Task instructions:
Give every line from the entries that contains "name".
┄┄┄┄┄┄┄┄┄┄┄┄┄┄┄┄┄┄┄┄
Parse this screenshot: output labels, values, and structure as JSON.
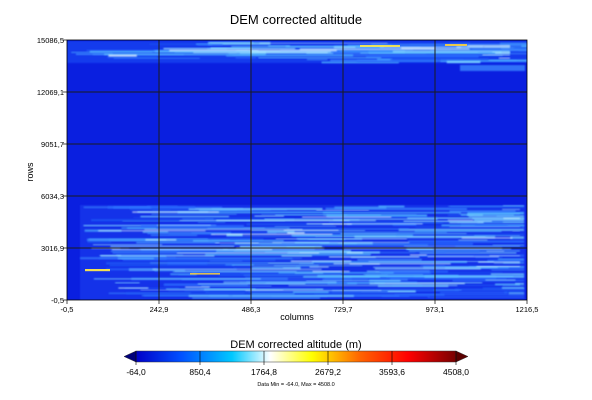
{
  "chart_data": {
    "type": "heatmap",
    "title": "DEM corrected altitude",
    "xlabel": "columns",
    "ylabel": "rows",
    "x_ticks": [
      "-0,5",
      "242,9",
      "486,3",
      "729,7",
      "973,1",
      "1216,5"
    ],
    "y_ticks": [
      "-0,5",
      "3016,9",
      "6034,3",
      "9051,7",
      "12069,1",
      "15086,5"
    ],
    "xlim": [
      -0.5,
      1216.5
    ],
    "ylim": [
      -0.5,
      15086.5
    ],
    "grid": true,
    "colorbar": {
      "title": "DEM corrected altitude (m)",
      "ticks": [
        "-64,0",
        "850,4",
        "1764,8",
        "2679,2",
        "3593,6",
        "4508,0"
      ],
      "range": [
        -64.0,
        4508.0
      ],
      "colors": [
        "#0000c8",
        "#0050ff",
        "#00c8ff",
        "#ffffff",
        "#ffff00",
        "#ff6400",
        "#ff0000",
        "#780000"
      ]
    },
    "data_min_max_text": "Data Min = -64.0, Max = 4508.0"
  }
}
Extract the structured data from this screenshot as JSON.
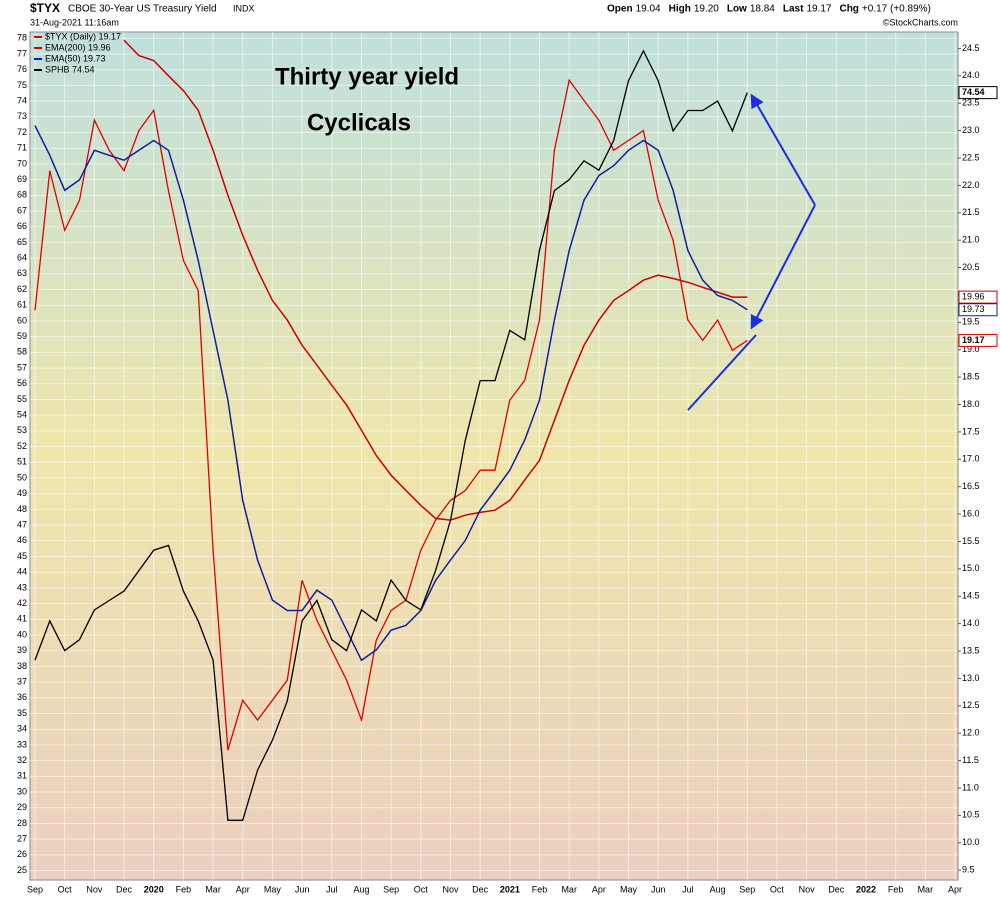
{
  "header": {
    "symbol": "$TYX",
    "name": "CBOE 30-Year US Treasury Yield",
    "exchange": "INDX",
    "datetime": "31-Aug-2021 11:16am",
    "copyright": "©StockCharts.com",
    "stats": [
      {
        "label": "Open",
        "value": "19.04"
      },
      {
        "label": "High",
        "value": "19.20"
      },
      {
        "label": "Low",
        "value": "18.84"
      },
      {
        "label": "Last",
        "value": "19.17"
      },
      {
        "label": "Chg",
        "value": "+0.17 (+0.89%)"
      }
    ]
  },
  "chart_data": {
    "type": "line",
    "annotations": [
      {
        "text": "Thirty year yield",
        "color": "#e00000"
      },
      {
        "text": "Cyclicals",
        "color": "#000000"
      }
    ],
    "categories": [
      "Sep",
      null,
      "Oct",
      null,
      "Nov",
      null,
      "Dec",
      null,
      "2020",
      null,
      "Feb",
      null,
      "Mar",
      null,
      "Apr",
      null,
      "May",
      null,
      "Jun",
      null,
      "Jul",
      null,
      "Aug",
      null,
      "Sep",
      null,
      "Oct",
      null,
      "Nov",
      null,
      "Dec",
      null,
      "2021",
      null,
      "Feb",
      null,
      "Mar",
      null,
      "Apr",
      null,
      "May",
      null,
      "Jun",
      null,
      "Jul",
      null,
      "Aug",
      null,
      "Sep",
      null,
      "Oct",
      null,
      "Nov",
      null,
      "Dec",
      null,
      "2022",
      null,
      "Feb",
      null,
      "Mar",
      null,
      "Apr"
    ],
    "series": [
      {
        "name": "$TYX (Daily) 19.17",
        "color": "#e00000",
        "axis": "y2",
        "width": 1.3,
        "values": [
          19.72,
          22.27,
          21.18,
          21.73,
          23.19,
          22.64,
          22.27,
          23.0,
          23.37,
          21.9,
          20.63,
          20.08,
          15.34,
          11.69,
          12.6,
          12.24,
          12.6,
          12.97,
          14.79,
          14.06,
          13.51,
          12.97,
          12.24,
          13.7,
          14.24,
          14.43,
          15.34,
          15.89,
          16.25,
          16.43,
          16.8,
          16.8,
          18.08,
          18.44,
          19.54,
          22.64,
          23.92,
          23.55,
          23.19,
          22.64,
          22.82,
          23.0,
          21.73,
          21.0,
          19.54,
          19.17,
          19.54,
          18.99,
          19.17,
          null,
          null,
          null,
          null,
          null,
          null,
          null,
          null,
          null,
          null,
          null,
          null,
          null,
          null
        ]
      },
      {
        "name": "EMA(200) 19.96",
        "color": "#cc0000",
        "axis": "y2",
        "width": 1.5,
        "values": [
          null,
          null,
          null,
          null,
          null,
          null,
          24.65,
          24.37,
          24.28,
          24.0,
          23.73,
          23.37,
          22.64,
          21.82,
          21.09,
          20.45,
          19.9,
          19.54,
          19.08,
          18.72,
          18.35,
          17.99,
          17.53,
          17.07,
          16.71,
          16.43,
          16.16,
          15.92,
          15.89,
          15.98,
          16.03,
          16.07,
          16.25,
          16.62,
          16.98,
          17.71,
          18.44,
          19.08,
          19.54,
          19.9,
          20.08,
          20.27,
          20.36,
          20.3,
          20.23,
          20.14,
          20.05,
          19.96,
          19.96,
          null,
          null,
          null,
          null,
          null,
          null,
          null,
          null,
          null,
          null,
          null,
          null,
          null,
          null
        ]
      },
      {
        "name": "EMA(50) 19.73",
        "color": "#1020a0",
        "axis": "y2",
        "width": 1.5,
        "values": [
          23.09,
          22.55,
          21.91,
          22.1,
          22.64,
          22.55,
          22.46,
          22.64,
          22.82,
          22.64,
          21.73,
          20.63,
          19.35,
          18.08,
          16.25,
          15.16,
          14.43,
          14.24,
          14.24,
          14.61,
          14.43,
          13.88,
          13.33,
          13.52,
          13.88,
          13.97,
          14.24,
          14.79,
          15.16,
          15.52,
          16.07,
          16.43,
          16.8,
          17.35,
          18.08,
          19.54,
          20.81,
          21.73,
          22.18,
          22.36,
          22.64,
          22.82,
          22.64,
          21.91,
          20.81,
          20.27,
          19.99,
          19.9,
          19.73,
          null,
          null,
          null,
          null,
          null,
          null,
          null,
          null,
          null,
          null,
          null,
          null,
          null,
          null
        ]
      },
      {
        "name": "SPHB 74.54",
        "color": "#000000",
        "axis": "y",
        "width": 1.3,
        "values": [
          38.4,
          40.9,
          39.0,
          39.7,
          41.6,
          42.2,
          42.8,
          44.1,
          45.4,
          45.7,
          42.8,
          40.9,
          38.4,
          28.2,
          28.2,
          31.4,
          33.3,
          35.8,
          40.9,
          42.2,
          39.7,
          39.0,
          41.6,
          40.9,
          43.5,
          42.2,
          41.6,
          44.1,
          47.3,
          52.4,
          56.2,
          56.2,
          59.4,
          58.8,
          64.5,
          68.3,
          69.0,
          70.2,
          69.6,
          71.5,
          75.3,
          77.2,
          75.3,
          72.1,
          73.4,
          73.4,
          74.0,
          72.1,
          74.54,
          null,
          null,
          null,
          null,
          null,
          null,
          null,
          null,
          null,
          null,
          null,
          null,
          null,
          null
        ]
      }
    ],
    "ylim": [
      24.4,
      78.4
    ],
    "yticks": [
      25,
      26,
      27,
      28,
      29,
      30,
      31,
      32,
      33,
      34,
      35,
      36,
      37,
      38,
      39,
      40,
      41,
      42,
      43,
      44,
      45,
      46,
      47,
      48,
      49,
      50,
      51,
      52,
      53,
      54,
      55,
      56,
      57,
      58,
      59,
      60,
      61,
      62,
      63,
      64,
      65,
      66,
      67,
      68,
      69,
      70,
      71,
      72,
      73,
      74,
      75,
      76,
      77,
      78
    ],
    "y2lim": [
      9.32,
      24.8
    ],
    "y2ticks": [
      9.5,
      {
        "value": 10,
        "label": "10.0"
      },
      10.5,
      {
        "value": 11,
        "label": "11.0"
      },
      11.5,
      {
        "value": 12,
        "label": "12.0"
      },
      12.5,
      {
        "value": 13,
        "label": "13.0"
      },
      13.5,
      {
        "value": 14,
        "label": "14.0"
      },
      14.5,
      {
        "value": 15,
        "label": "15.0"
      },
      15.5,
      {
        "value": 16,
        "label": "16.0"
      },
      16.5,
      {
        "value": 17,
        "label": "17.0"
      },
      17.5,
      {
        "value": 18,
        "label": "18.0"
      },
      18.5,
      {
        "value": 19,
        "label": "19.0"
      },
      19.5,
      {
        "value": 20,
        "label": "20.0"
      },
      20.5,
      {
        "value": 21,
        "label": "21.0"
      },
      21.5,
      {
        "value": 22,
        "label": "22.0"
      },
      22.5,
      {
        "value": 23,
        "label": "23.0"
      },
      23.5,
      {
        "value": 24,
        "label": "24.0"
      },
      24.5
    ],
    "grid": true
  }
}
┄┄┄┄┄┄┄┄┄┄┄┄┄┄┄┄┄┄┄┄
The answer:
    "name": "CBOE 30-Year US Treasury Yield",
        "name": "$TYX (Daily) 19.17",
        "name": "EMA(200) 19.96",
        "name": "EMA(50) 19.73",
        "name": "SPHB 74.54",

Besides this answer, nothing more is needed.